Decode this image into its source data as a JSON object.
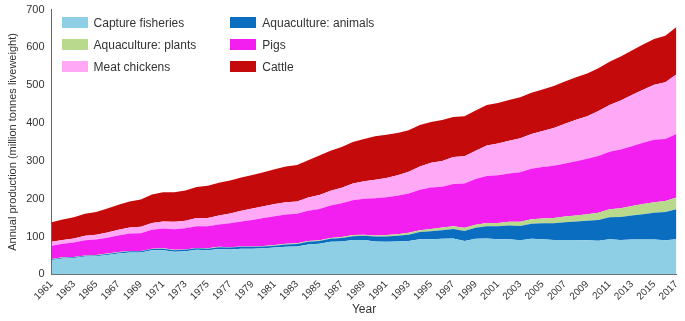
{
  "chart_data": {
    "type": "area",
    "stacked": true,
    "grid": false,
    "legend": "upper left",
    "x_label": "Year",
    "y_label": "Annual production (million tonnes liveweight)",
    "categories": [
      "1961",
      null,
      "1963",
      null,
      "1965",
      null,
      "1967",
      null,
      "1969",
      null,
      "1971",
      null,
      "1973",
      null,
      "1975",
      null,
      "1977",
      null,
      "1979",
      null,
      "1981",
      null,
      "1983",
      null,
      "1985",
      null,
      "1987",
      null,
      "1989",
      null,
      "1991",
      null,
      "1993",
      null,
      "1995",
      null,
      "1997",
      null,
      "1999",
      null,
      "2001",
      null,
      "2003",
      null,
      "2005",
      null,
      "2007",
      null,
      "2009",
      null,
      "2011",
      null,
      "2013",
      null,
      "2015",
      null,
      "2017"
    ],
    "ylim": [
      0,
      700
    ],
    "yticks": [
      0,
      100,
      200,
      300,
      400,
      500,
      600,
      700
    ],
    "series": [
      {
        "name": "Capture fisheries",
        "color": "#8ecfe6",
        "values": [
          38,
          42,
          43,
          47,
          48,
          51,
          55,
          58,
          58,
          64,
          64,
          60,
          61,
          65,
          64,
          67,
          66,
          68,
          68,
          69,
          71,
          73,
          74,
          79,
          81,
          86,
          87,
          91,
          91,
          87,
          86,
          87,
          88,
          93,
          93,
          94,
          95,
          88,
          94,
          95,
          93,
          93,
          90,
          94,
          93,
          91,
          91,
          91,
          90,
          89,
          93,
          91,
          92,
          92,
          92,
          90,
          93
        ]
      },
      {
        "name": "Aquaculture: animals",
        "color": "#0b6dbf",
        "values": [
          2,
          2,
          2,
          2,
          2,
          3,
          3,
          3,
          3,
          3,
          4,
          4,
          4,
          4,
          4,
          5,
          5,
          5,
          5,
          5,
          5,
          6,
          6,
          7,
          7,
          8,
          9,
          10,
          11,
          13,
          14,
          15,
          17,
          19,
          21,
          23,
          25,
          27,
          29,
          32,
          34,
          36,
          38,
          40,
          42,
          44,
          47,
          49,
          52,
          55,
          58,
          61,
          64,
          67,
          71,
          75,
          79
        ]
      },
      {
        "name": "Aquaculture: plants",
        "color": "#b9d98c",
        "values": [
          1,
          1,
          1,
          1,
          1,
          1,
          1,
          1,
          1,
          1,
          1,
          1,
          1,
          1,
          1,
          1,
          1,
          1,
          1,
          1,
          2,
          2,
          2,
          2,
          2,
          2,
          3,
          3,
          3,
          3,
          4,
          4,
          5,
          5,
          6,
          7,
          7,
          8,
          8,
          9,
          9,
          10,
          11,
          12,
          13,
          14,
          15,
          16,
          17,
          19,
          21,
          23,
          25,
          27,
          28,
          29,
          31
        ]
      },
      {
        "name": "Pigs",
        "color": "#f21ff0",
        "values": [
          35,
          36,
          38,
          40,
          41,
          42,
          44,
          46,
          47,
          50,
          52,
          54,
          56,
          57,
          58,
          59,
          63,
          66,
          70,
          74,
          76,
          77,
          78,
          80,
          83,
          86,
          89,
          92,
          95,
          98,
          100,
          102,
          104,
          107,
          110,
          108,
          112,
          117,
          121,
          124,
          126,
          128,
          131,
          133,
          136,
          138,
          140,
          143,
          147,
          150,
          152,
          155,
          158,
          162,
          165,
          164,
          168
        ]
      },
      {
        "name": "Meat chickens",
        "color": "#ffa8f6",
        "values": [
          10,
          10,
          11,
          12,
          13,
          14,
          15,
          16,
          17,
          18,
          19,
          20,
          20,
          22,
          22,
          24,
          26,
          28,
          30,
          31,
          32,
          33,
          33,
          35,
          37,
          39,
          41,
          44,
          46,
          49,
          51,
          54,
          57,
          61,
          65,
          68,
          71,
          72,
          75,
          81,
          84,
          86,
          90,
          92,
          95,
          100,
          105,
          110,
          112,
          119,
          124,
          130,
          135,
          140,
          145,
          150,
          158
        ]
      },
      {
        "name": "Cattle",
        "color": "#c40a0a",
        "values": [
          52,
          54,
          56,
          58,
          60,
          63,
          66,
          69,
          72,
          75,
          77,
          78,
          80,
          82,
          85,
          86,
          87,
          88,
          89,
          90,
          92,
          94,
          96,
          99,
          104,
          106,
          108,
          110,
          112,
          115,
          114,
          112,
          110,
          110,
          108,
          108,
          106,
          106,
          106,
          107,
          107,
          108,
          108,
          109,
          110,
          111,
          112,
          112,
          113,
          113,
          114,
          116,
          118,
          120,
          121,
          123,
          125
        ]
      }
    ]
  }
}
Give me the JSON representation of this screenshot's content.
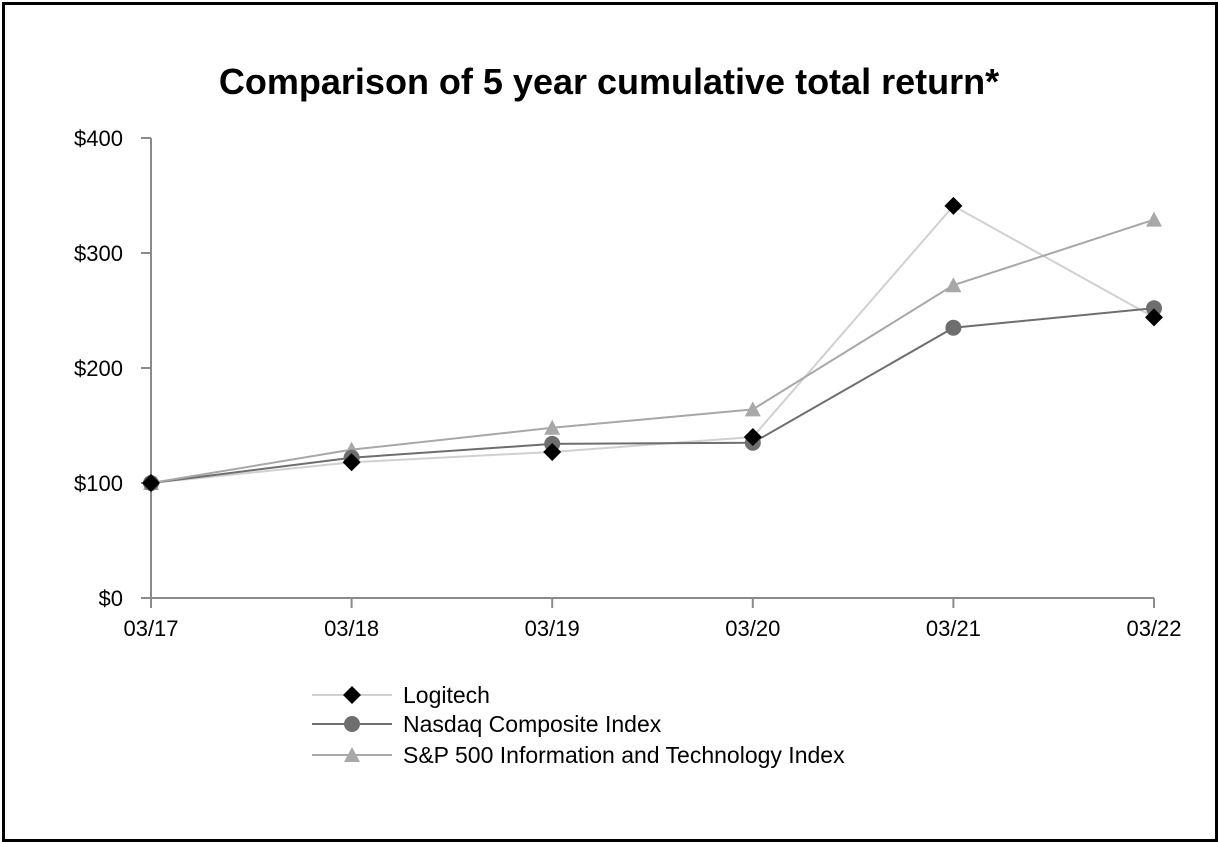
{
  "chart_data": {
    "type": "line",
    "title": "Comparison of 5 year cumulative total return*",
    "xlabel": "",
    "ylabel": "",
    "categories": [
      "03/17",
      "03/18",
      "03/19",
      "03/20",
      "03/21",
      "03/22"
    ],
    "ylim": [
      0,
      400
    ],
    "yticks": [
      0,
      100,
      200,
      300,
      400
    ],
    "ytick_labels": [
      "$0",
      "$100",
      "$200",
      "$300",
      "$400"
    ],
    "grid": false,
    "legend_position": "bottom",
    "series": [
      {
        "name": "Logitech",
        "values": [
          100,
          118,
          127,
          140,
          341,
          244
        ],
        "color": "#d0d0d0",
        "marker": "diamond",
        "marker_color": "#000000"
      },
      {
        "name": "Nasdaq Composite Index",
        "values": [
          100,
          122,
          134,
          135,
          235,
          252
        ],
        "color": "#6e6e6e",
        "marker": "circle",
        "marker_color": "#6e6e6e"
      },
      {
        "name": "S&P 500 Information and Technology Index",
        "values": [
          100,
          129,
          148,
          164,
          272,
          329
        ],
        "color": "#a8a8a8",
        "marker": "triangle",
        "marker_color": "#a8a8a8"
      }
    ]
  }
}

What you need to do
Copy the records above exactly, omitting every picture.

Written answer
Decode this image into its source data as a JSON object.
{
  "chart_data": {
    "type": "area",
    "stacked": true,
    "grid": false,
    "legend": "upper left",
    "x_label": "Year",
    "y_label": "Annual production (million tonnes liveweight)",
    "categories": [
      "1961",
      null,
      "1963",
      null,
      "1965",
      null,
      "1967",
      null,
      "1969",
      null,
      "1971",
      null,
      "1973",
      null,
      "1975",
      null,
      "1977",
      null,
      "1979",
      null,
      "1981",
      null,
      "1983",
      null,
      "1985",
      null,
      "1987",
      null,
      "1989",
      null,
      "1991",
      null,
      "1993",
      null,
      "1995",
      null,
      "1997",
      null,
      "1999",
      null,
      "2001",
      null,
      "2003",
      null,
      "2005",
      null,
      "2007",
      null,
      "2009",
      null,
      "2011",
      null,
      "2013",
      null,
      "2015",
      null,
      "2017"
    ],
    "ylim": [
      0,
      700
    ],
    "yticks": [
      0,
      100,
      200,
      300,
      400,
      500,
      600,
      700
    ],
    "series": [
      {
        "name": "Capture fisheries",
        "color": "#8ecfe6",
        "values": [
          38,
          42,
          43,
          47,
          48,
          51,
          55,
          58,
          58,
          64,
          64,
          60,
          61,
          65,
          64,
          67,
          66,
          68,
          68,
          69,
          71,
          73,
          74,
          79,
          81,
          86,
          87,
          91,
          91,
          87,
          86,
          87,
          88,
          93,
          93,
          94,
          95,
          88,
          94,
          95,
          93,
          93,
          90,
          94,
          93,
          91,
          91,
          91,
          90,
          89,
          93,
          91,
          92,
          92,
          92,
          90,
          93
        ]
      },
      {
        "name": "Aquaculture: animals",
        "color": "#0b6dbf",
        "values": [
          2,
          2,
          2,
          2,
          2,
          3,
          3,
          3,
          3,
          3,
          4,
          4,
          4,
          4,
          4,
          5,
          5,
          5,
          5,
          5,
          5,
          6,
          6,
          7,
          7,
          8,
          9,
          10,
          11,
          13,
          14,
          15,
          17,
          19,
          21,
          23,
          25,
          27,
          29,
          32,
          34,
          36,
          38,
          40,
          42,
          44,
          47,
          49,
          52,
          55,
          58,
          61,
          64,
          67,
          71,
          75,
          79
        ]
      },
      {
        "name": "Aquaculture: plants",
        "color": "#b9d98c",
        "values": [
          1,
          1,
          1,
          1,
          1,
          1,
          1,
          1,
          1,
          1,
          1,
          1,
          1,
          1,
          1,
          1,
          1,
          1,
          1,
          1,
          2,
          2,
          2,
          2,
          2,
          2,
          3,
          3,
          3,
          3,
          4,
          4,
          5,
          5,
          6,
          7,
          7,
          8,
          8,
          9,
          9,
          10,
          11,
          12,
          13,
          14,
          15,
          16,
          17,
          19,
          21,
          23,
          25,
          27,
          28,
          29,
          31
        ]
      },
      {
        "name": "Pigs",
        "color": "#f21ff0",
        "values": [
          35,
          36,
          38,
          40,
          41,
          42,
          44,
          46,
          47,
          50,
          52,
          54,
          56,
          57,
          58,
          59,
          63,
          66,
          70,
          74,
          76,
          77,
          78,
          80,
          83,
          86,
          89,
          92,
          95,
          98,
          100,
          102,
          104,
          107,
          110,
          108,
          112,
          117,
          121,
          124,
          126,
          128,
          131,
          133,
          136,
          138,
          140,
          143,
          147,
          150,
          152,
          155,
          158,
          162,
          165,
          164,
          168
        ]
      },
      {
        "name": "Meat chickens",
        "color": "#ffa8f6",
        "values": [
          10,
          10,
          11,
          12,
          13,
          14,
          15,
          16,
          17,
          18,
          19,
          20,
          20,
          22,
          22,
          24,
          26,
          28,
          30,
          31,
          32,
          33,
          33,
          35,
          37,
          39,
          41,
          44,
          46,
          49,
          51,
          54,
          57,
          61,
          65,
          68,
          71,
          72,
          75,
          81,
          84,
          86,
          90,
          92,
          95,
          100,
          105,
          110,
          112,
          119,
          124,
          130,
          135,
          140,
          145,
          150,
          158
        ]
      },
      {
        "name": "Cattle",
        "color": "#c40a0a",
        "values": [
          52,
          54,
          56,
          58,
          60,
          63,
          66,
          69,
          72,
          75,
          77,
          78,
          80,
          82,
          85,
          86,
          87,
          88,
          89,
          90,
          92,
          94,
          96,
          99,
          104,
          106,
          108,
          110,
          112,
          115,
          114,
          112,
          110,
          110,
          108,
          108,
          106,
          106,
          106,
          107,
          107,
          108,
          108,
          109,
          110,
          111,
          112,
          112,
          113,
          113,
          114,
          116,
          118,
          120,
          121,
          123,
          125
        ]
      }
    ]
  }
}
Give me the JSON representation of this screenshot's content.
{
  "chart_data": {
    "type": "line",
    "title": "Comparison of 5 year cumulative total return*",
    "xlabel": "",
    "ylabel": "",
    "categories": [
      "03/17",
      "03/18",
      "03/19",
      "03/20",
      "03/21",
      "03/22"
    ],
    "ylim": [
      0,
      400
    ],
    "yticks": [
      0,
      100,
      200,
      300,
      400
    ],
    "ytick_labels": [
      "$0",
      "$100",
      "$200",
      "$300",
      "$400"
    ],
    "grid": false,
    "legend_position": "bottom",
    "series": [
      {
        "name": "Logitech",
        "values": [
          100,
          118,
          127,
          140,
          341,
          244
        ],
        "color": "#d0d0d0",
        "marker": "diamond",
        "marker_color": "#000000"
      },
      {
        "name": "Nasdaq Composite Index",
        "values": [
          100,
          122,
          134,
          135,
          235,
          252
        ],
        "color": "#6e6e6e",
        "marker": "circle",
        "marker_color": "#6e6e6e"
      },
      {
        "name": "S&P 500 Information and Technology Index",
        "values": [
          100,
          129,
          148,
          164,
          272,
          329
        ],
        "color": "#a8a8a8",
        "marker": "triangle",
        "marker_color": "#a8a8a8"
      }
    ]
  }
}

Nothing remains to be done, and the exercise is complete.